[Begin DATA PROVIDED]
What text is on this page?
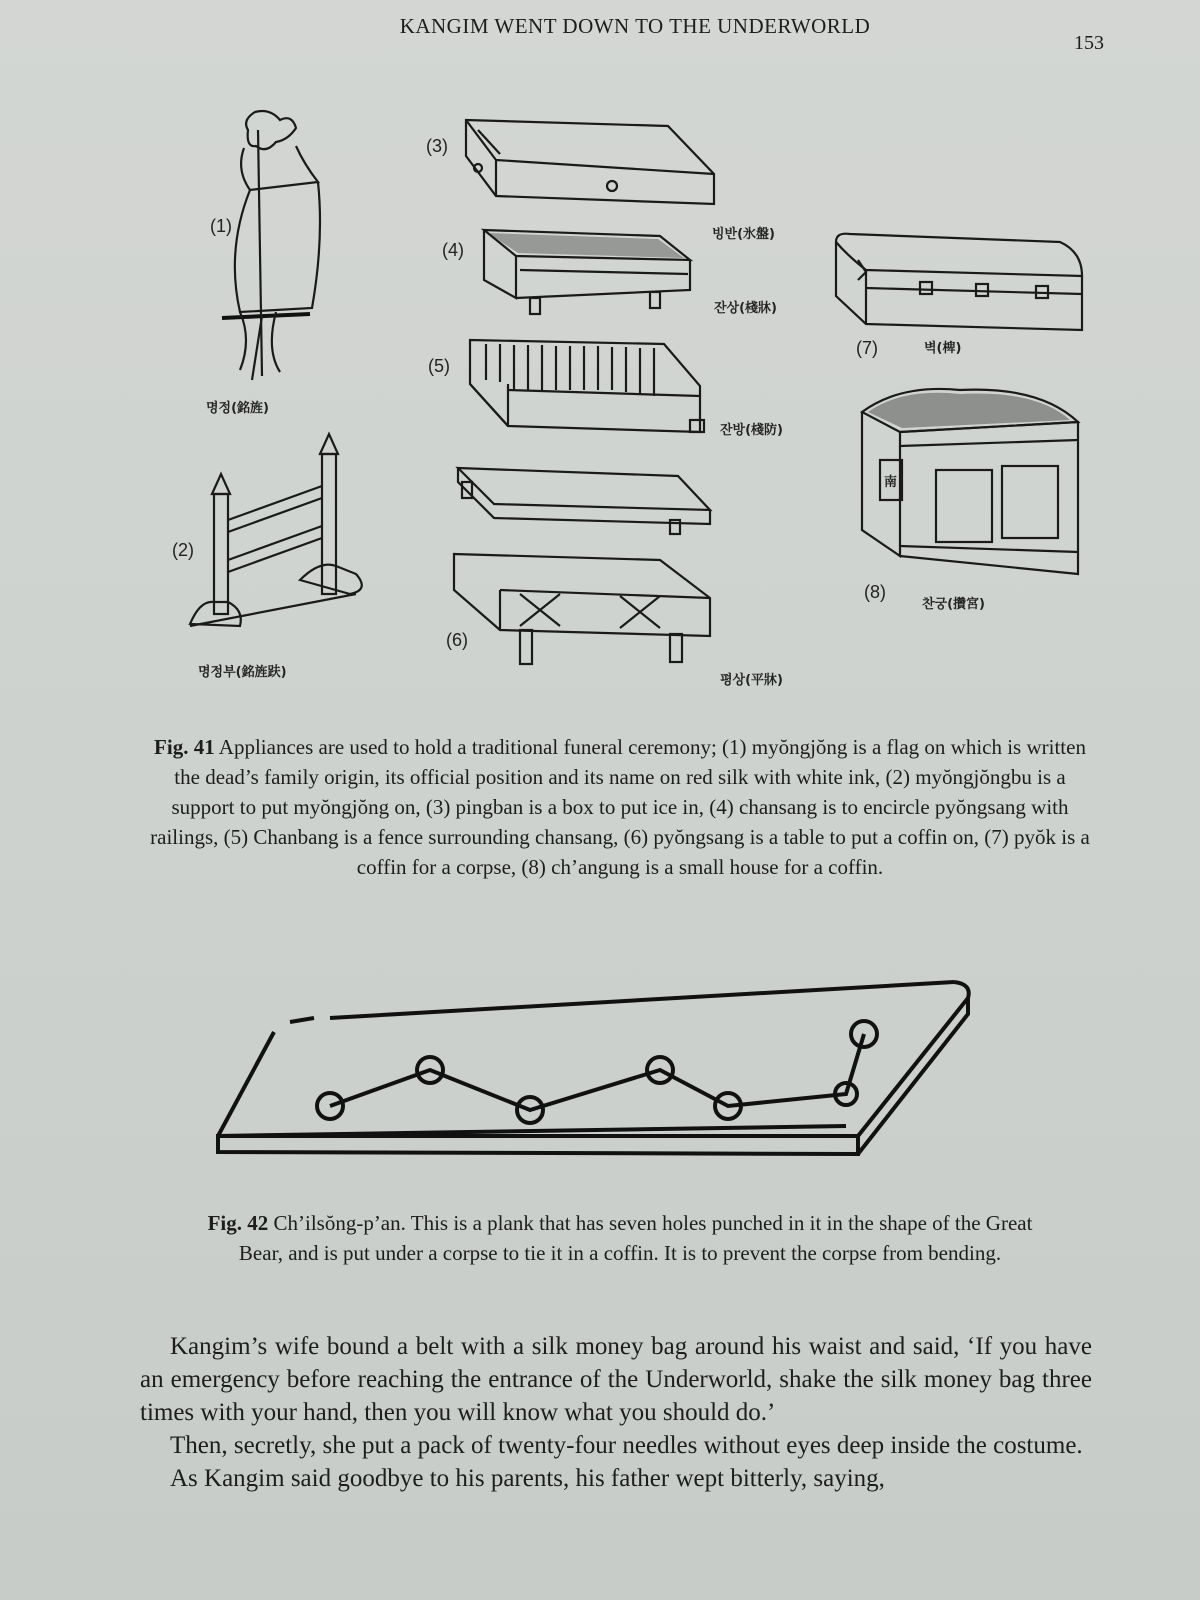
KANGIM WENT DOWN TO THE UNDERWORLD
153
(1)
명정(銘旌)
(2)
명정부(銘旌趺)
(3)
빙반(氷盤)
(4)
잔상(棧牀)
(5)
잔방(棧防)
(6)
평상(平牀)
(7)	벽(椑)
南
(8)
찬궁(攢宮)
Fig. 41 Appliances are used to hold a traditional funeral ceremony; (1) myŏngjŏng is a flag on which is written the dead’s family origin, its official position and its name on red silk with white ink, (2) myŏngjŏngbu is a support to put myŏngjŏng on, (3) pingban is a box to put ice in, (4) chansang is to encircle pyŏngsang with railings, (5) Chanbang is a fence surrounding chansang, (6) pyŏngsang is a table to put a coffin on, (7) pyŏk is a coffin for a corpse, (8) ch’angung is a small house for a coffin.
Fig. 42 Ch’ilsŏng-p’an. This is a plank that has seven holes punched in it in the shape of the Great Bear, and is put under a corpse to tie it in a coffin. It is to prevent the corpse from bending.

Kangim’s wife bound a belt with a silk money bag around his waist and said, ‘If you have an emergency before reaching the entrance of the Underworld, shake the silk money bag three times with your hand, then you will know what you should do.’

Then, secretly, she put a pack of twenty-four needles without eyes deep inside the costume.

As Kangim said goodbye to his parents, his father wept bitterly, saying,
[End DATA PROVIDED]
| TO DO |
Find the lines above holding the word "corpse" and show them.

| CORRECT RESULT |
Fig. 41 Appliances are used to hold a traditional funeral ceremony; (1) myŏngjŏng is a flag on which is written the dead’s family origin, its official position and its name on red silk with white ink, (2) myŏngjŏngbu is a support to put myŏngjŏng on, (3) pingban is a box to put ice in, (4) chansang is to encircle pyŏngsang with railings, (5) Chanbang is a fence surrounding chansang, (6) pyŏngsang is a table to put a coffin on, (7) pyŏk is a coffin for a corpse, (8) ch’angung is a small house for a coffin.
Fig. 42 Ch’ilsŏng-p’an. This is a plank that has seven holes punched in it in the shape of the Great Bear, and is put under a corpse to tie it in a coffin. It is to prevent the corpse from bending.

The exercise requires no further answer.